## Problem statement:
Pick out all lines in the listing holding the string "newbuilding" and copy them.

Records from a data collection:
· · · · · · ·
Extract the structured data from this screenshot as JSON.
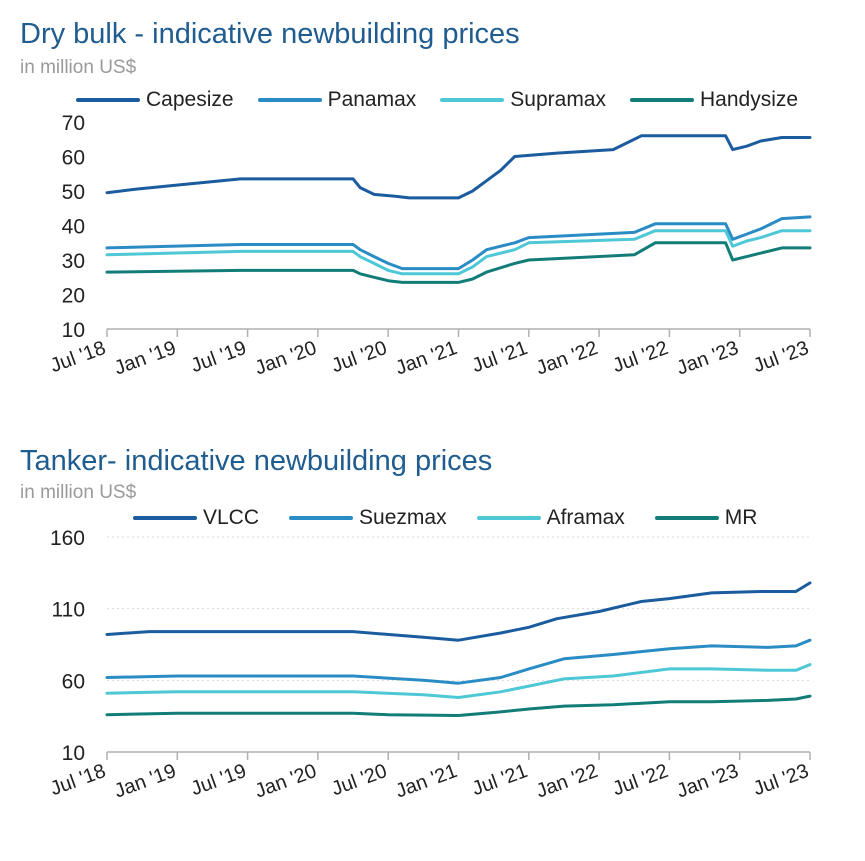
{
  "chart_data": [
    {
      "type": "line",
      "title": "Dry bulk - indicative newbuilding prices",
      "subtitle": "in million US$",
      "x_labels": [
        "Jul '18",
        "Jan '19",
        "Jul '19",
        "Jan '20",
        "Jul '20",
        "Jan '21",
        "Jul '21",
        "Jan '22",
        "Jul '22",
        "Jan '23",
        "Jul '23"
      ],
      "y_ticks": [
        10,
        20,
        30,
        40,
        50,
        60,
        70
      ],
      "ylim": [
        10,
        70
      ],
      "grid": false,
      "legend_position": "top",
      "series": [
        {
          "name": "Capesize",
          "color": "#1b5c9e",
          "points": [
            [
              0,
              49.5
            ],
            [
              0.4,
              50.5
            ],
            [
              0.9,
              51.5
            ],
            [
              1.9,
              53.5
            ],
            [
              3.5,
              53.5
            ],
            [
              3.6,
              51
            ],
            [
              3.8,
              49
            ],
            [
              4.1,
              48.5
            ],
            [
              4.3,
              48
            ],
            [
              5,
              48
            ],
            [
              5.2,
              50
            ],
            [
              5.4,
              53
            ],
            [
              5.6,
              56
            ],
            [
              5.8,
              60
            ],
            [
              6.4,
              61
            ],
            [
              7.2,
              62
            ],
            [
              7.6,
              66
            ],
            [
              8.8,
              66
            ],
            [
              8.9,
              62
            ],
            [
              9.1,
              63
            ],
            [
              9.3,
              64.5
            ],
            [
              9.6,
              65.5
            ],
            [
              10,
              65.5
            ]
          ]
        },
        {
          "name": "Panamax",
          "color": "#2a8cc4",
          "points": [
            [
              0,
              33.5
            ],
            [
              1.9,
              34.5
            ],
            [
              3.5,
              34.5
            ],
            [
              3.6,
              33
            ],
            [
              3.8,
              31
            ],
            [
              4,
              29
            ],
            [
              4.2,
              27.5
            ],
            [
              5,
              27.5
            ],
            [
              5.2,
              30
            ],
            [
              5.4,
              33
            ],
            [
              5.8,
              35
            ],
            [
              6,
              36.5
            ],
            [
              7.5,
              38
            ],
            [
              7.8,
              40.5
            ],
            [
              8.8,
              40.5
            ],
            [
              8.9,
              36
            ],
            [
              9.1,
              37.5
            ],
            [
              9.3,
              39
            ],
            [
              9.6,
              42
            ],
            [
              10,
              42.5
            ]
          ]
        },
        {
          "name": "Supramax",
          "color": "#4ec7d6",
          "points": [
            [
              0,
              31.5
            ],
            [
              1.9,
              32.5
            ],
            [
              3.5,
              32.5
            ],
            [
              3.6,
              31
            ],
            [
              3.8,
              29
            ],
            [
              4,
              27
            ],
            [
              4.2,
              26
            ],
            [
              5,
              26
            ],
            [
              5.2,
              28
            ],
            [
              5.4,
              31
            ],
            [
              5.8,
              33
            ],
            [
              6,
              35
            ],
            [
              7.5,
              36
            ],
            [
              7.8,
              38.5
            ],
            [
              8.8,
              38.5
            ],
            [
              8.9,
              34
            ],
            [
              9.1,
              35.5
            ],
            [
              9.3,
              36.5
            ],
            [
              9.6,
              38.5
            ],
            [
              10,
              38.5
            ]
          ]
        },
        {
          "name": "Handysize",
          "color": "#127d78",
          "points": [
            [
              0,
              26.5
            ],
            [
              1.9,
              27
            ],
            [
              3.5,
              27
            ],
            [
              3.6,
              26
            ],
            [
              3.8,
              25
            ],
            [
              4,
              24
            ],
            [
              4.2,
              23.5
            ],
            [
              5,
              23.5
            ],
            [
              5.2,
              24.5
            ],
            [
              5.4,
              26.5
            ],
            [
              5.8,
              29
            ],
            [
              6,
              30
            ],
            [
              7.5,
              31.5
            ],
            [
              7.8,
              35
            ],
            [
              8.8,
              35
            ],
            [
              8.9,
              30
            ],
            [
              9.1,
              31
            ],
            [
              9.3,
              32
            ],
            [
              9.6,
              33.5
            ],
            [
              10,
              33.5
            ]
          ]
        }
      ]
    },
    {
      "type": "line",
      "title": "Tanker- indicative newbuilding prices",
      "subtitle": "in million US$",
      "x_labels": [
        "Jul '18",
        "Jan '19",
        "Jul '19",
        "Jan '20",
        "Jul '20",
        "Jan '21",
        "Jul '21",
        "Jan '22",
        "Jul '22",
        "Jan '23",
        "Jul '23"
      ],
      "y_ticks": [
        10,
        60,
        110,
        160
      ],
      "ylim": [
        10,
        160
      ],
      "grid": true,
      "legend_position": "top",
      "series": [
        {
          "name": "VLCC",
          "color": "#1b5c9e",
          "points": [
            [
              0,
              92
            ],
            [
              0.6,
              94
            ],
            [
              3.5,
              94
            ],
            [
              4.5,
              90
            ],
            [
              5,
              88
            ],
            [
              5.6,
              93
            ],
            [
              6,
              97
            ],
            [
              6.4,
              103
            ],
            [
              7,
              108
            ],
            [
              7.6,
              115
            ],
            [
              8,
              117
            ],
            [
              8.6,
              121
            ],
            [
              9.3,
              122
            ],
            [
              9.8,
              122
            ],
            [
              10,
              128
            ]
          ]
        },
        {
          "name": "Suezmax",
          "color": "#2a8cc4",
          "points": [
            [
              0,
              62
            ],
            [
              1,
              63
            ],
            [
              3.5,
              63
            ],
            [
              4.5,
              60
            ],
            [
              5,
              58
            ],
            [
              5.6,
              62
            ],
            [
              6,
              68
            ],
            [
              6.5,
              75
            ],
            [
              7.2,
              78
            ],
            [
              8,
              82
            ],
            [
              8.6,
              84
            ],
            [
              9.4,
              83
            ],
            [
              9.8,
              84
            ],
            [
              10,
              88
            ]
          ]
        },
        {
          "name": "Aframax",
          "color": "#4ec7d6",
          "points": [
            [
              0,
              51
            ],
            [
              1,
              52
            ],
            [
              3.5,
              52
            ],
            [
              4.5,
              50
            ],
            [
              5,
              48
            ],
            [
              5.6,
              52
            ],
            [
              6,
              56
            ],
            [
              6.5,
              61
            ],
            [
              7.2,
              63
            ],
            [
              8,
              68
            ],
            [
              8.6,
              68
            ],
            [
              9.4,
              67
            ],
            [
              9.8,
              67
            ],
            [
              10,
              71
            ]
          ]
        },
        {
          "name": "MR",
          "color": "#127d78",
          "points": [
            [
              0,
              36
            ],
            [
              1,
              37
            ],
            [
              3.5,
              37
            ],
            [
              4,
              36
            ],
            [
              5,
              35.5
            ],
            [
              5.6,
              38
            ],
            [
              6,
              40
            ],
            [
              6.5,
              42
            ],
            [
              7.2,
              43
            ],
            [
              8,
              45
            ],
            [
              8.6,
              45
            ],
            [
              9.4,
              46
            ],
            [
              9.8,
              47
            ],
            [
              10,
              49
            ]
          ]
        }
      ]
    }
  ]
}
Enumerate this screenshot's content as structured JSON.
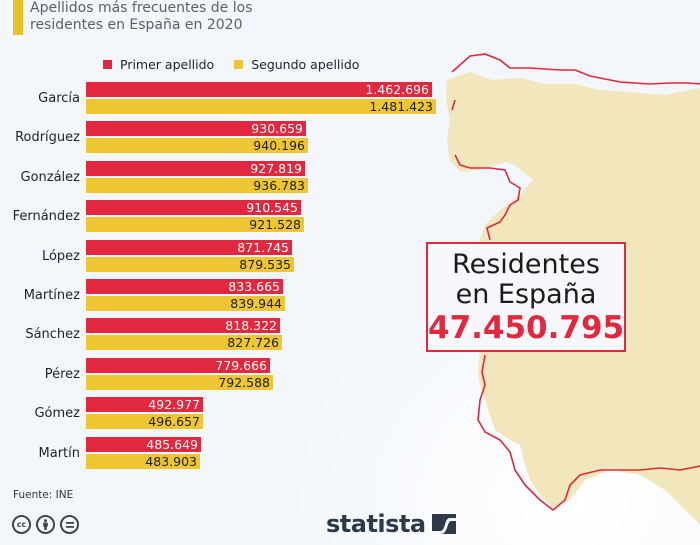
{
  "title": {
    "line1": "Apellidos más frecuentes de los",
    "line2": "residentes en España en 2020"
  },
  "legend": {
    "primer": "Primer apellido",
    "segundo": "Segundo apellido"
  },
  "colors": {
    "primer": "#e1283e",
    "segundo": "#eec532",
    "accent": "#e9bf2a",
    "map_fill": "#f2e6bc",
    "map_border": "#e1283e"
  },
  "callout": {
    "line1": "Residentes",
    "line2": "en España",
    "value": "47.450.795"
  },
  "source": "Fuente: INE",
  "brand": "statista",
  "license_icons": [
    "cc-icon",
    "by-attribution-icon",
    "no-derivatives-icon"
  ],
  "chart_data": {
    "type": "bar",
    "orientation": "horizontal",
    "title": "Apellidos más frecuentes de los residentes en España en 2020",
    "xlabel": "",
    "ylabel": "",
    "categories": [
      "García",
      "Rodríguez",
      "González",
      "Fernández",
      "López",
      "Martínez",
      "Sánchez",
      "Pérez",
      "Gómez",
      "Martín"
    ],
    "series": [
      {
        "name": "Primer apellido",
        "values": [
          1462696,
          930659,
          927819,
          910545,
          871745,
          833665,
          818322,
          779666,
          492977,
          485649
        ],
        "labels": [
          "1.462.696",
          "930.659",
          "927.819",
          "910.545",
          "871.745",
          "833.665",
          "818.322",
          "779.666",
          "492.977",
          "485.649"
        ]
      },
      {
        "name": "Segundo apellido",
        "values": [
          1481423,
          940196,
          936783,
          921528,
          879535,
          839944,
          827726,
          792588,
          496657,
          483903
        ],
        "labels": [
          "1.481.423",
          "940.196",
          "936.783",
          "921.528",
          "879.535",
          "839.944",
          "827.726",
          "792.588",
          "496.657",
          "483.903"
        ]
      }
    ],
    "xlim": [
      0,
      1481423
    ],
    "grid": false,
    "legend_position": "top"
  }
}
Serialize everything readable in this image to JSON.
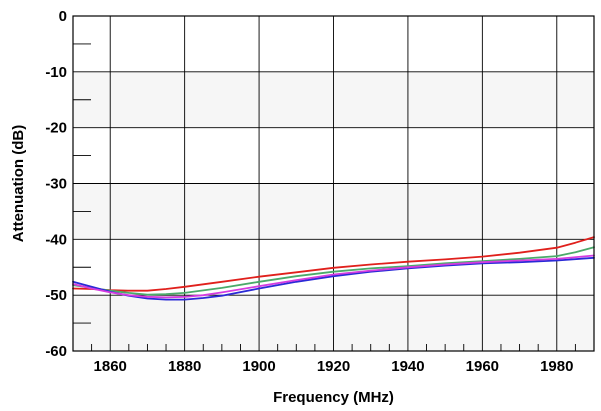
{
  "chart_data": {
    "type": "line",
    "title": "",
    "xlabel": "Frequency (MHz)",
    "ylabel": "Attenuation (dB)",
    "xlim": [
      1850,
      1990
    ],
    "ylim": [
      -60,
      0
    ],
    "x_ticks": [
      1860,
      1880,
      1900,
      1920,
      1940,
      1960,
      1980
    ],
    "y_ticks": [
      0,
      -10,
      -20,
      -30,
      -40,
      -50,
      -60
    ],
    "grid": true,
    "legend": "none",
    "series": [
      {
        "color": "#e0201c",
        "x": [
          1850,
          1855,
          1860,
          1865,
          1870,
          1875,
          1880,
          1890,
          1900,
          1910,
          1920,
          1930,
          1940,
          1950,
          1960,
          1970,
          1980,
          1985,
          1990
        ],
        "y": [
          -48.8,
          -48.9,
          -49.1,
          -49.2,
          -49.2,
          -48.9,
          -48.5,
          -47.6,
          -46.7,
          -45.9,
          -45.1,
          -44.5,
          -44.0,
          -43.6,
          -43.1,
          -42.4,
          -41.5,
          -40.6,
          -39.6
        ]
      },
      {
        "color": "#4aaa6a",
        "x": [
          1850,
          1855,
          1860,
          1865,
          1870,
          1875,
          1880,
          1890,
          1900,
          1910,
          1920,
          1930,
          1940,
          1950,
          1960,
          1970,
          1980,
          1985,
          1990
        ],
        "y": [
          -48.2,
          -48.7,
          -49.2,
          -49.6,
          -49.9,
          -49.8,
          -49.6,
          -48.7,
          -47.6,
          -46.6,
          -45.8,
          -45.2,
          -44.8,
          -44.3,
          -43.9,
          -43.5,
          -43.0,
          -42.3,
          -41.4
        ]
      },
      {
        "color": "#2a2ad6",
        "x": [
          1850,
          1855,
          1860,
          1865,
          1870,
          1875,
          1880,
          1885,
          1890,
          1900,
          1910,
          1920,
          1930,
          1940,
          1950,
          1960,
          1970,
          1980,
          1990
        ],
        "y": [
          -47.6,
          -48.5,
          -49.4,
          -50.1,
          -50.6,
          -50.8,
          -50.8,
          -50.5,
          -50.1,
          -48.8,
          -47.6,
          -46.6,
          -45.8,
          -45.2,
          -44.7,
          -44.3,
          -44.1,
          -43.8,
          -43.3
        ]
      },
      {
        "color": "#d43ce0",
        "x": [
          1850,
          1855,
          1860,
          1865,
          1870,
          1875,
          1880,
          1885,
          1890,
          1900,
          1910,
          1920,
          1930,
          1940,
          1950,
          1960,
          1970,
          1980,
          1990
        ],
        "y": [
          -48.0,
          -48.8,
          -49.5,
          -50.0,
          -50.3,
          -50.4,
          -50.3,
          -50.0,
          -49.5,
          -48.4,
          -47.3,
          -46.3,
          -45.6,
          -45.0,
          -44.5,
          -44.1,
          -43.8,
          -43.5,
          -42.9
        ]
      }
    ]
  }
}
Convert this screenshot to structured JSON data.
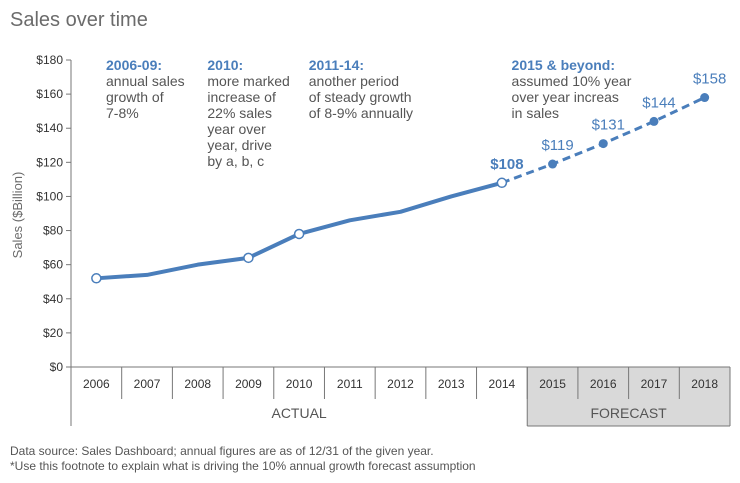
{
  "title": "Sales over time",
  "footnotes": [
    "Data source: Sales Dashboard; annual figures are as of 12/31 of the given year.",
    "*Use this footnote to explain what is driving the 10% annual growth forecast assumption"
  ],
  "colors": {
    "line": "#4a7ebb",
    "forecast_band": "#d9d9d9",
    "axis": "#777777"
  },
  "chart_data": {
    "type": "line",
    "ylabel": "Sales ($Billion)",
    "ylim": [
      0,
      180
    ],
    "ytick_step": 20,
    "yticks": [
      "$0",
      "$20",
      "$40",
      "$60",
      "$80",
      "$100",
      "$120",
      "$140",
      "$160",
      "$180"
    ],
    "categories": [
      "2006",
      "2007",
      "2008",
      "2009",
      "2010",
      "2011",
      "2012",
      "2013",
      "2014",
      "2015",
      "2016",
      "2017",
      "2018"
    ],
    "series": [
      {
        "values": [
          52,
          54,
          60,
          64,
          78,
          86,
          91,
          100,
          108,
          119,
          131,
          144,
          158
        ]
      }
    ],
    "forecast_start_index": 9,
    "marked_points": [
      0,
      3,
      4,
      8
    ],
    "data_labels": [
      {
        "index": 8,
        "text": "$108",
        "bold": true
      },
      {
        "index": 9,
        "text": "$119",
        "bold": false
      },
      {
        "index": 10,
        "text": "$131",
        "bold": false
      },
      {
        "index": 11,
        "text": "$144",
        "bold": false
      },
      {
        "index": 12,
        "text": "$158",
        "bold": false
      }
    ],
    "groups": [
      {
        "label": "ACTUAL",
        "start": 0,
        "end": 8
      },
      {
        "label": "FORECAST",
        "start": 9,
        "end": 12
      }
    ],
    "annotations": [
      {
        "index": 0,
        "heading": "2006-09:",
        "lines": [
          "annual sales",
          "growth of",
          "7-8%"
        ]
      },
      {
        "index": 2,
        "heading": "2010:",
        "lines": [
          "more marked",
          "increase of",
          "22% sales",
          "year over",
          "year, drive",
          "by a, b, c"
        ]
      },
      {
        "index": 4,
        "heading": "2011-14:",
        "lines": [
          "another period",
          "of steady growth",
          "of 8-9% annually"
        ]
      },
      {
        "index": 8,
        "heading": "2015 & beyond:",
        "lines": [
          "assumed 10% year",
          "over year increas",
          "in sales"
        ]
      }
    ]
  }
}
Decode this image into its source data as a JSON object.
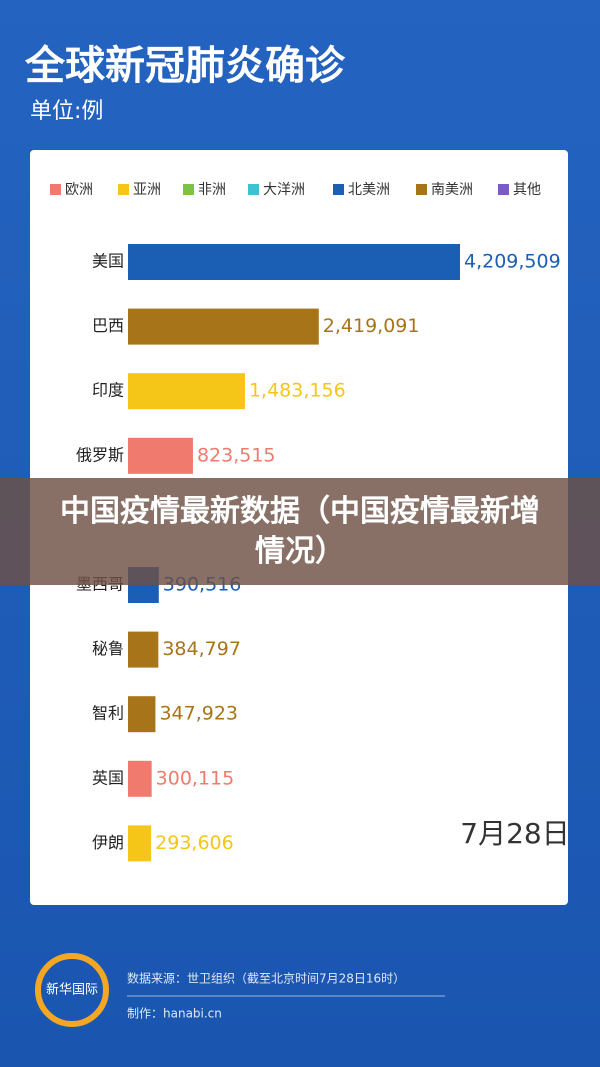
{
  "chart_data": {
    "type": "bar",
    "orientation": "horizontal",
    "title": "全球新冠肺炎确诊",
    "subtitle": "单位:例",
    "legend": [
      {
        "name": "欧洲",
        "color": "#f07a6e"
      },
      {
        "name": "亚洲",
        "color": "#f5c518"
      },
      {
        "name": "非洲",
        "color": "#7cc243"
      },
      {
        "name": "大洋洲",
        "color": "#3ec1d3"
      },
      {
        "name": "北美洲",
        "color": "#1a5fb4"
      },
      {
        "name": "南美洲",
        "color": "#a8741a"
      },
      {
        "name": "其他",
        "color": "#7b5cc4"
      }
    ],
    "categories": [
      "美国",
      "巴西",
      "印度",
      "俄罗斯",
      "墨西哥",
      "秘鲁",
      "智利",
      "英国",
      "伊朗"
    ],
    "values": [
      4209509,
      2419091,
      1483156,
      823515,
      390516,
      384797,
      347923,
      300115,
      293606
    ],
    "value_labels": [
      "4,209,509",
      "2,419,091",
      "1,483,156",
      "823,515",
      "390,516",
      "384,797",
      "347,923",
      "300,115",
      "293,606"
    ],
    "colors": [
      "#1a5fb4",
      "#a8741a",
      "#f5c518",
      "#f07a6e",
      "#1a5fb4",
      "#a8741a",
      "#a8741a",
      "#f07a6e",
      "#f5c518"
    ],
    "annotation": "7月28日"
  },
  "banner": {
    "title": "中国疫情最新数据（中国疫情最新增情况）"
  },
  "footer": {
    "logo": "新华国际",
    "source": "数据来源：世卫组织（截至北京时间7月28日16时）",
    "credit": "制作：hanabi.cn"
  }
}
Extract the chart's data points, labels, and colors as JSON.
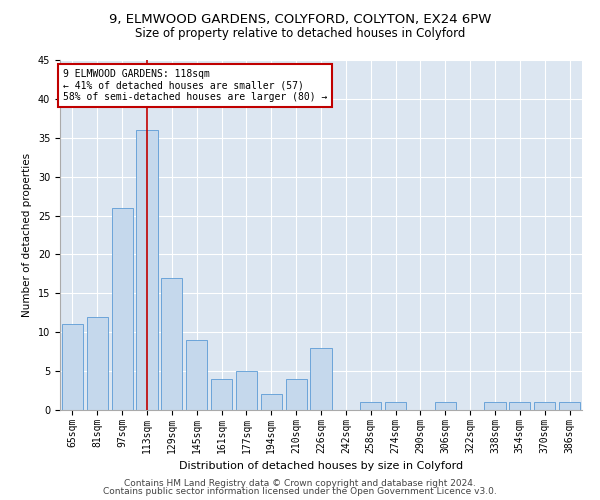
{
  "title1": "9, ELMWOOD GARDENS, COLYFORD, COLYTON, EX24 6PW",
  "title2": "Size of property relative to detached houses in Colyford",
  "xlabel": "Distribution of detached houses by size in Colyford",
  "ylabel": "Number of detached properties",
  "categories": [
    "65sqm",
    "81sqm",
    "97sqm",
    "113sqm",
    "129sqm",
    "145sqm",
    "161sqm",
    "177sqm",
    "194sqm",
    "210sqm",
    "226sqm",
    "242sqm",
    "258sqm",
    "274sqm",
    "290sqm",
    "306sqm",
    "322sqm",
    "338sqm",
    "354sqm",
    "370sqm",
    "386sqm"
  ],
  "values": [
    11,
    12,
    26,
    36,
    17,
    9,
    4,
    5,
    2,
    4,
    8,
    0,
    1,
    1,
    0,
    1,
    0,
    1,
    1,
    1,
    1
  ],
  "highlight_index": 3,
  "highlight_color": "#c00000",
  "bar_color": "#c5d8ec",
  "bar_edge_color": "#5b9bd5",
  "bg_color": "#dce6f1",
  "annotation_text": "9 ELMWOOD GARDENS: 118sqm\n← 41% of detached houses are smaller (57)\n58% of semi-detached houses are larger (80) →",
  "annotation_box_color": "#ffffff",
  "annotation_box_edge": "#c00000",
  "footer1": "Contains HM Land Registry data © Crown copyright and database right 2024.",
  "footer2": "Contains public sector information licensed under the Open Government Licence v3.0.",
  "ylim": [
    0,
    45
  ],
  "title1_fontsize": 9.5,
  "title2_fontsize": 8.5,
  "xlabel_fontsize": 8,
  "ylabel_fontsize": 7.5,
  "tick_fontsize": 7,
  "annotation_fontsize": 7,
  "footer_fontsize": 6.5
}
· · · · · · ·
## Result for this exercise:
      "title": "Dry bulk - indicative newbuilding prices",
      "title": "Tanker- indicative newbuilding prices",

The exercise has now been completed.